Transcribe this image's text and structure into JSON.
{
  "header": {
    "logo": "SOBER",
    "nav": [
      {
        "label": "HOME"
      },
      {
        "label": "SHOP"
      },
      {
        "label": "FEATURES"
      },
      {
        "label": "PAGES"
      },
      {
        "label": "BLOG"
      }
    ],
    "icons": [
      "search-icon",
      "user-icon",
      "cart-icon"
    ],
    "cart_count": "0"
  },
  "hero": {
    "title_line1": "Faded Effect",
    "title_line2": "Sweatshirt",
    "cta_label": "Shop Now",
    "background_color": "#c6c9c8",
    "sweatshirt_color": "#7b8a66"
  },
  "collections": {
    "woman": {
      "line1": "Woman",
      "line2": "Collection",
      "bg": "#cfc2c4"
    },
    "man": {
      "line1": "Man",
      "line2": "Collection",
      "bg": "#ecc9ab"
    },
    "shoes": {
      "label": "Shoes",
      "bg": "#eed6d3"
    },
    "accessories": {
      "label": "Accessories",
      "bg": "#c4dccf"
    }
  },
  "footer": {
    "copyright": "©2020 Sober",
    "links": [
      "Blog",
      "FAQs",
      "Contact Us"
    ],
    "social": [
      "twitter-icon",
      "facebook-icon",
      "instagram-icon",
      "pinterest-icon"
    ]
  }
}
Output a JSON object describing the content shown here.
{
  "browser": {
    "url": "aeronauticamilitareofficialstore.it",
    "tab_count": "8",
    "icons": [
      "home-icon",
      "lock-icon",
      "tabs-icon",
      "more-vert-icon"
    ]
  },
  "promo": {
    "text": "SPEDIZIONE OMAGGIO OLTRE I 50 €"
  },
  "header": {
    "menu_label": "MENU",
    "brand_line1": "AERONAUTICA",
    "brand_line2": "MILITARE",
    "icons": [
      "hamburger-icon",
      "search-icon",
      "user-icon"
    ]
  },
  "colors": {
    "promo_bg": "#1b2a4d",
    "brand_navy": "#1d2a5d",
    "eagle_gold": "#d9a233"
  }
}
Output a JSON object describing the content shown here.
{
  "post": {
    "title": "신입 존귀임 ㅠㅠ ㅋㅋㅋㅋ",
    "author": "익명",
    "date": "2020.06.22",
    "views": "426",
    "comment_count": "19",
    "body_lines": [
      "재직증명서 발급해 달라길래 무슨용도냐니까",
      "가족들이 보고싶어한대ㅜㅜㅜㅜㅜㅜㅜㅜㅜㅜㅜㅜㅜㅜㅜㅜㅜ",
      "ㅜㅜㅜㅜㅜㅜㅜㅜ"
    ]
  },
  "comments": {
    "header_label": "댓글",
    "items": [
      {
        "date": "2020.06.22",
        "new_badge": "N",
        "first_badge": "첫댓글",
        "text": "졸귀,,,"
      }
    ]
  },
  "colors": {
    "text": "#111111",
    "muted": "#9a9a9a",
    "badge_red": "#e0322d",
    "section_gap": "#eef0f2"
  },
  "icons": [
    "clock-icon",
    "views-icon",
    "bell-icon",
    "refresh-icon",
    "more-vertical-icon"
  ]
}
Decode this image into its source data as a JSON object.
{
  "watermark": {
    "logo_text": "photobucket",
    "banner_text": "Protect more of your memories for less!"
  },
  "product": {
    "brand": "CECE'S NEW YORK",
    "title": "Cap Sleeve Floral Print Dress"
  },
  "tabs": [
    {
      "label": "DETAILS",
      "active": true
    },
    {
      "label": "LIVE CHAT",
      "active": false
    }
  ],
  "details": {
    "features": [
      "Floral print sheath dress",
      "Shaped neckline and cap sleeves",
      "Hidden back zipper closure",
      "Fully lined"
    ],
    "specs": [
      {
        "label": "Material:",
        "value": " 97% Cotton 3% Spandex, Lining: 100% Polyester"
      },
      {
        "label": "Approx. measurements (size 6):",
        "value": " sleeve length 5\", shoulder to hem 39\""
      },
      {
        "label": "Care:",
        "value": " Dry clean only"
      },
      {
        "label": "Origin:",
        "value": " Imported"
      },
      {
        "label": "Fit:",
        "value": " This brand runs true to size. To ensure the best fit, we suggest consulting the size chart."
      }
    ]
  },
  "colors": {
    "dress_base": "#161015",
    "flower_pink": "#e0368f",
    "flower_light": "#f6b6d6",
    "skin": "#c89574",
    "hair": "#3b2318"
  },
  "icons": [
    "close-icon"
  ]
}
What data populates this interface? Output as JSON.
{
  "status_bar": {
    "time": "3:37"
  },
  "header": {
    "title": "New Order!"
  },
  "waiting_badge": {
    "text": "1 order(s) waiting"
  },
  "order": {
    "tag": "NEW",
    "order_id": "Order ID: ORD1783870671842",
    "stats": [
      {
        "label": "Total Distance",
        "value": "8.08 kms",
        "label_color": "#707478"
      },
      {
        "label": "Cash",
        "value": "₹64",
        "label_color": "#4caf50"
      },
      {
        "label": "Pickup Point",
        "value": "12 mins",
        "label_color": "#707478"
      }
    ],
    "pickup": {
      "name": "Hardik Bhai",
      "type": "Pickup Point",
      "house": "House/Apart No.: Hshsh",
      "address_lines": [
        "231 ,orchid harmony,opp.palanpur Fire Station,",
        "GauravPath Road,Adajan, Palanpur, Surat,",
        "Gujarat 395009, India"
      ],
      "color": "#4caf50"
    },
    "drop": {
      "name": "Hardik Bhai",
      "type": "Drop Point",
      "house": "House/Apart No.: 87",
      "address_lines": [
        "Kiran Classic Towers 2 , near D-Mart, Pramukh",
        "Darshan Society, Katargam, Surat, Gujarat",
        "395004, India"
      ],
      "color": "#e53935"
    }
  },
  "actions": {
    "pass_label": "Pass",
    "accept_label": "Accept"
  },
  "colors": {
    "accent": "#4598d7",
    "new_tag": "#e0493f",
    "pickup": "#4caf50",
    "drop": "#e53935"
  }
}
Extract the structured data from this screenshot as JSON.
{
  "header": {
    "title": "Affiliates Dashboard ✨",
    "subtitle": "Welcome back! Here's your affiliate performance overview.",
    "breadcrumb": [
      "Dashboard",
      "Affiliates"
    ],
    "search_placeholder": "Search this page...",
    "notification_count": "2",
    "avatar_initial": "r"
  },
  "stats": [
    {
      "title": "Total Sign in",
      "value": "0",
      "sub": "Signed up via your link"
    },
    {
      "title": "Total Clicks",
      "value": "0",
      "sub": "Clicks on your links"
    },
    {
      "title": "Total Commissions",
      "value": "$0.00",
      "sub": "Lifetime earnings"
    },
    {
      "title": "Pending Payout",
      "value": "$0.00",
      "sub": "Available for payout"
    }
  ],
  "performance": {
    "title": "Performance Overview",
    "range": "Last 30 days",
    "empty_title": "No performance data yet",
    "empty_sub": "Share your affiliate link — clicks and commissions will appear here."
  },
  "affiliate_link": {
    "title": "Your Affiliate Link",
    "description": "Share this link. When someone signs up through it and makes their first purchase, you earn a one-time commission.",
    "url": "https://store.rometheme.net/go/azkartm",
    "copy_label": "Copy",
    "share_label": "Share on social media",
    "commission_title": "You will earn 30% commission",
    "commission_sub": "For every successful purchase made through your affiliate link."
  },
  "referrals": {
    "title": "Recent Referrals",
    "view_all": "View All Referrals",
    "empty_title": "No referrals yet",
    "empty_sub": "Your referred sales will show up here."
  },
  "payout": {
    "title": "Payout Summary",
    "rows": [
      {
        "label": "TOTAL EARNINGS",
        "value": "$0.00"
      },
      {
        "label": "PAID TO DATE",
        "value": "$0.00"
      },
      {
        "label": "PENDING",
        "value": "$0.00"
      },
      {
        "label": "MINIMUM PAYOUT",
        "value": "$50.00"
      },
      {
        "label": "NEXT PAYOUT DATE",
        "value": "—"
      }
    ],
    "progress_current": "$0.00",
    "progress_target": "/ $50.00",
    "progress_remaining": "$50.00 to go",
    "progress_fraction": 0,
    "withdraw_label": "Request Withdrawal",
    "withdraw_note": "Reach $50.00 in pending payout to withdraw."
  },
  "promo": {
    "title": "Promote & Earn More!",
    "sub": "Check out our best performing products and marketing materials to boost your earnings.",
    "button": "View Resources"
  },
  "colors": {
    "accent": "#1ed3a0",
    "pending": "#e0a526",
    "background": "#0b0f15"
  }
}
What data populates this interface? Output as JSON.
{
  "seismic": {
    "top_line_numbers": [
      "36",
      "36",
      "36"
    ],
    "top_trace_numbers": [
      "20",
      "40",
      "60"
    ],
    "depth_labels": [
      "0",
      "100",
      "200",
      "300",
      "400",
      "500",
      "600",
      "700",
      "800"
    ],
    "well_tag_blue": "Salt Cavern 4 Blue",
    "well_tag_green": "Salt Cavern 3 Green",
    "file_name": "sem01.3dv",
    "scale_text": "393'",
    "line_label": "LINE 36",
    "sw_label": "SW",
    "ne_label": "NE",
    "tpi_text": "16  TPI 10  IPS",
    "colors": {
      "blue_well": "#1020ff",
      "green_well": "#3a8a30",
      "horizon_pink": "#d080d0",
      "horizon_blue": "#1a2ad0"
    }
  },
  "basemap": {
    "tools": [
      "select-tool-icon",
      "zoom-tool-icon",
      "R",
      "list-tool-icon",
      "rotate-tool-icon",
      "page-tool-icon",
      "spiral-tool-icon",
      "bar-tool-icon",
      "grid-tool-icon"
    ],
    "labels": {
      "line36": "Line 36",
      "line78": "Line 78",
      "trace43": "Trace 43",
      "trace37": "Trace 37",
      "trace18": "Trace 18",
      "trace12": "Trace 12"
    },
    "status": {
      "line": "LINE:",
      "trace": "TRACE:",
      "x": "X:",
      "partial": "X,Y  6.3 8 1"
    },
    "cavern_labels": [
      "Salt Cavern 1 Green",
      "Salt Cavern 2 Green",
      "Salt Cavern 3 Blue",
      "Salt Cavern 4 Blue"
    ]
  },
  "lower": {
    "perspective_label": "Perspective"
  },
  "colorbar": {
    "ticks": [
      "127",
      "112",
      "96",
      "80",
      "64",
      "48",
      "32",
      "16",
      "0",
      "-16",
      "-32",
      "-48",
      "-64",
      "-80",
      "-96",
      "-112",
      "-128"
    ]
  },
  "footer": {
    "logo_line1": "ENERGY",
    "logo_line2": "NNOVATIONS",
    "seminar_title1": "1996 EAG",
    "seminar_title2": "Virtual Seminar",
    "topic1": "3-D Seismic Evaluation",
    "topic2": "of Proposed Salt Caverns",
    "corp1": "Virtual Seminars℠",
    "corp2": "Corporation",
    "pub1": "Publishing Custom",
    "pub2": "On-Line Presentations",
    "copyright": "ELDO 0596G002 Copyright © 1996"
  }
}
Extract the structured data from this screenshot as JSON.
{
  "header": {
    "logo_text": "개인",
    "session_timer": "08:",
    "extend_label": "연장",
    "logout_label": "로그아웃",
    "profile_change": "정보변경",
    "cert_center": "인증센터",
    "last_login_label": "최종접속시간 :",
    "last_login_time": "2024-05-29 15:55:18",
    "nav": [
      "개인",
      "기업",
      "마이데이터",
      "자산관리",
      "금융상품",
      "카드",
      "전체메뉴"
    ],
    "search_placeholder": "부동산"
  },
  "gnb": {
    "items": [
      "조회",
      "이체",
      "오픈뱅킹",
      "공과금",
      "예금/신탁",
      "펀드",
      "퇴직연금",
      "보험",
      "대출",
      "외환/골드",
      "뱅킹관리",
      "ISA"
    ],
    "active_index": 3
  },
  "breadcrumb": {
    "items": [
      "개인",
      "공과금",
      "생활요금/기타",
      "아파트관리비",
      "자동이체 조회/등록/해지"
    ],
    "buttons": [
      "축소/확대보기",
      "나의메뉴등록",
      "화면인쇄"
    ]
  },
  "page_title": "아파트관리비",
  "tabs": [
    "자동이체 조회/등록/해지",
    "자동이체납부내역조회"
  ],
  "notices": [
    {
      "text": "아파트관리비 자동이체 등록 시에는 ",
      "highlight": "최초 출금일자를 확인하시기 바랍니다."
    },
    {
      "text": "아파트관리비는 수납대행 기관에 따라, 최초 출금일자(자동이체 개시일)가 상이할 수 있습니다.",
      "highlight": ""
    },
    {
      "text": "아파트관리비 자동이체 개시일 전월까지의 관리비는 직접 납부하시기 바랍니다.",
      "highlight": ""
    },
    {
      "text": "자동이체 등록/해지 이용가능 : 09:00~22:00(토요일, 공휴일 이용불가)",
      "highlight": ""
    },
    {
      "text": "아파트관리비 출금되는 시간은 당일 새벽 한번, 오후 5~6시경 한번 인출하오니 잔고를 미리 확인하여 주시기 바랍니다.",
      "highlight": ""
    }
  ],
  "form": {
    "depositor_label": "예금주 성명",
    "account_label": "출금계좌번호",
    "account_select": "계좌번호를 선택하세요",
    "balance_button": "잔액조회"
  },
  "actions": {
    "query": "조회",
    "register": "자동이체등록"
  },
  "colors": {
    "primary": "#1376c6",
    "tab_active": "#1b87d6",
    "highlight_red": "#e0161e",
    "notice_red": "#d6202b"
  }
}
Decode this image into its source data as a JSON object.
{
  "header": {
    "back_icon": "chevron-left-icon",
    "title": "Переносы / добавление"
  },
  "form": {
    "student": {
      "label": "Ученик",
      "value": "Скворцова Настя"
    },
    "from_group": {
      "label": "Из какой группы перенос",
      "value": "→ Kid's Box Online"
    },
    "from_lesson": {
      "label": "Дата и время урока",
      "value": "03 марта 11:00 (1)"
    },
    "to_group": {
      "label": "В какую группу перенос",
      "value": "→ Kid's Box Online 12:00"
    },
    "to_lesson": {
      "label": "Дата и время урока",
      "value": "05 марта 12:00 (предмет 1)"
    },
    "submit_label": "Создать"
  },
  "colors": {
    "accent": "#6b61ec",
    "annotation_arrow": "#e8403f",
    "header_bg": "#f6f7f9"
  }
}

▬▬▬▬▬▬

### TASK GOAL:
Check each line of the data above for the string "Point" and report only how many lines have it.

### RESULT FOR THIS TASK:
3